Go through the listing and copy every line word for word.

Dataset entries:
## start
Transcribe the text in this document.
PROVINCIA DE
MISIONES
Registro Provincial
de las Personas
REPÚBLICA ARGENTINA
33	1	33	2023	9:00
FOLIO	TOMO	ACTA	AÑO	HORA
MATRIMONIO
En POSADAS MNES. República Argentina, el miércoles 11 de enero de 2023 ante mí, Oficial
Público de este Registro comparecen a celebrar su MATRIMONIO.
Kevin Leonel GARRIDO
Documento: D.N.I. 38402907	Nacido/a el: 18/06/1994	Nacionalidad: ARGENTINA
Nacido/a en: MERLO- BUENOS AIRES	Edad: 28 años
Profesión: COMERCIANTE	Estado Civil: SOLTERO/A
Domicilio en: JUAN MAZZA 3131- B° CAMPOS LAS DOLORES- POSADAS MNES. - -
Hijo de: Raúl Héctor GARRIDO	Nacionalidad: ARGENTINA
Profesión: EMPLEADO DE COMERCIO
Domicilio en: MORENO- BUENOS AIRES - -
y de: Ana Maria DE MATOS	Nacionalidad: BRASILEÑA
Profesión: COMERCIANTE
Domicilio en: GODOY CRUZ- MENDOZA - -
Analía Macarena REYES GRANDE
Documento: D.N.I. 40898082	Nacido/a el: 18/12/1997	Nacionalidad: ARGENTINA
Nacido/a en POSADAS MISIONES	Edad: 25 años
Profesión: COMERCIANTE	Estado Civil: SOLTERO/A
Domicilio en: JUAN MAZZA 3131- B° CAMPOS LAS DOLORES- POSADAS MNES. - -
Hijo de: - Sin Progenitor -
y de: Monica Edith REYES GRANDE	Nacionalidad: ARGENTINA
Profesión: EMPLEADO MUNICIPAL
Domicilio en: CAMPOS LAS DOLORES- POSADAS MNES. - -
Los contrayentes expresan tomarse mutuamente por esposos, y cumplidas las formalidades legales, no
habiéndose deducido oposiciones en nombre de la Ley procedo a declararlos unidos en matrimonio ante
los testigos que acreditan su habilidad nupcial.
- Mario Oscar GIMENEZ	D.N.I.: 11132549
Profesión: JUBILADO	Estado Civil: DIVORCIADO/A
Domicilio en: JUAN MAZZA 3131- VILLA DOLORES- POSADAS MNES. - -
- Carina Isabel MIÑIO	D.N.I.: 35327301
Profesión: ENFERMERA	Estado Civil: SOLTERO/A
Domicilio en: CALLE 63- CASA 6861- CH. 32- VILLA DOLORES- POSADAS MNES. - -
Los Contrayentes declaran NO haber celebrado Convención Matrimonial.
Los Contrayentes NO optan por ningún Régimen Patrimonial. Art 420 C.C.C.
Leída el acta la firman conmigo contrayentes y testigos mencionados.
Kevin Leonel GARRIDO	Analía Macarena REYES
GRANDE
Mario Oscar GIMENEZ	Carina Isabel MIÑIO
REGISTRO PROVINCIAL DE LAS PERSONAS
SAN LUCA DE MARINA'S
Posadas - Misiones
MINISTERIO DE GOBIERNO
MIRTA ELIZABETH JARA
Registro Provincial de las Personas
## end
* Completed task
Transcribe the text in this document.
PROVINCIA DE
MISIONES
Registro Provincial
de las Personas
REPÚBLICA ARGENTINA
33	1	33	2023	9:00
FOLIO	TOMO	ACTA	AÑO	HORA
MATRIMONIO
En POSADAS MNES. República Argentina, el miércoles 11 de enero de 2023 ante mí, Oficial
Público de este Registro comparecen a celebrar su MATRIMONIO.
Kevin Leonel GARRIDO
Documento: D.N.I. 38402907	Nacido/a el: 18/06/1994	Nacionalidad: ARGENTINA
Nacido/a en: MERLO- BUENOS AIRES	Edad: 28 años
Profesión: COMERCIANTE	Estado Civil: SOLTERO/A
Domicilio en: JUAN MAZZA 3131- B° CAMPOS LAS DOLORES- POSADAS MNES. - -
Hijo de: Raúl Héctor GARRIDO	Nacionalidad: ARGENTINA
Profesión: EMPLEADO DE COMERCIO
Domicilio en: MORENO- BUENOS AIRES - -
y de: Ana Maria DE MATOS	Nacionalidad: BRASILEÑA
Profesión: COMERCIANTE
Domicilio en: GODOY CRUZ- MENDOZA - -
Analía Macarena REYES GRANDE
Documento: D.N.I. 40898082	Nacido/a el: 18/12/1997	Nacionalidad: ARGENTINA
Nacido/a en POSADAS MISIONES	Edad: 25 años
Profesión: COMERCIANTE	Estado Civil: SOLTERO/A
Domicilio en: JUAN MAZZA 3131- B° CAMPOS LAS DOLORES- POSADAS MNES. - -
Hijo de: - Sin Progenitor -
y de: Monica Edith REYES GRANDE	Nacionalidad: ARGENTINA
Profesión: EMPLEADO MUNICIPAL
Domicilio en: CAMPOS LAS DOLORES- POSADAS MNES. - -
Los contrayentes expresan tomarse mutuamente por esposos, y cumplidas las formalidades legales, no
habiéndose deducido oposiciones en nombre de la Ley procedo a declararlos unidos en matrimonio ante
los testigos que acreditan su habilidad nupcial.
- Mario Oscar GIMENEZ	D.N.I.: 11132549
Profesión: JUBILADO	Estado Civil: DIVORCIADO/A
Domicilio en: JUAN MAZZA 3131- VILLA DOLORES- POSADAS MNES. - -
- Carina Isabel MIÑIO	D.N.I.: 35327301
Profesión: ENFERMERA	Estado Civil: SOLTERO/A
Domicilio en: CALLE 63- CASA 6861- CH. 32- VILLA DOLORES- POSADAS MNES. - -
Los Contrayentes declaran NO haber celebrado Convención Matrimonial.
Los Contrayentes NO optan por ningún Régimen Patrimonial. Art 420 C.C.C.
Leída el acta la firman conmigo contrayentes y testigos mencionados.
Kevin Leonel GARRIDO	Analía Macarena REYES
GRANDE
Mario Oscar GIMENEZ	Carina Isabel MIÑIO
REGISTRO PROVINCIAL DE LAS PERSONAS
SAN LUCA DE MARINA'S
Posadas - Misiones
MINISTERIO DE GOBIERNO
MIRTA ELIZABETH JARA
Registro Provincial de las Personas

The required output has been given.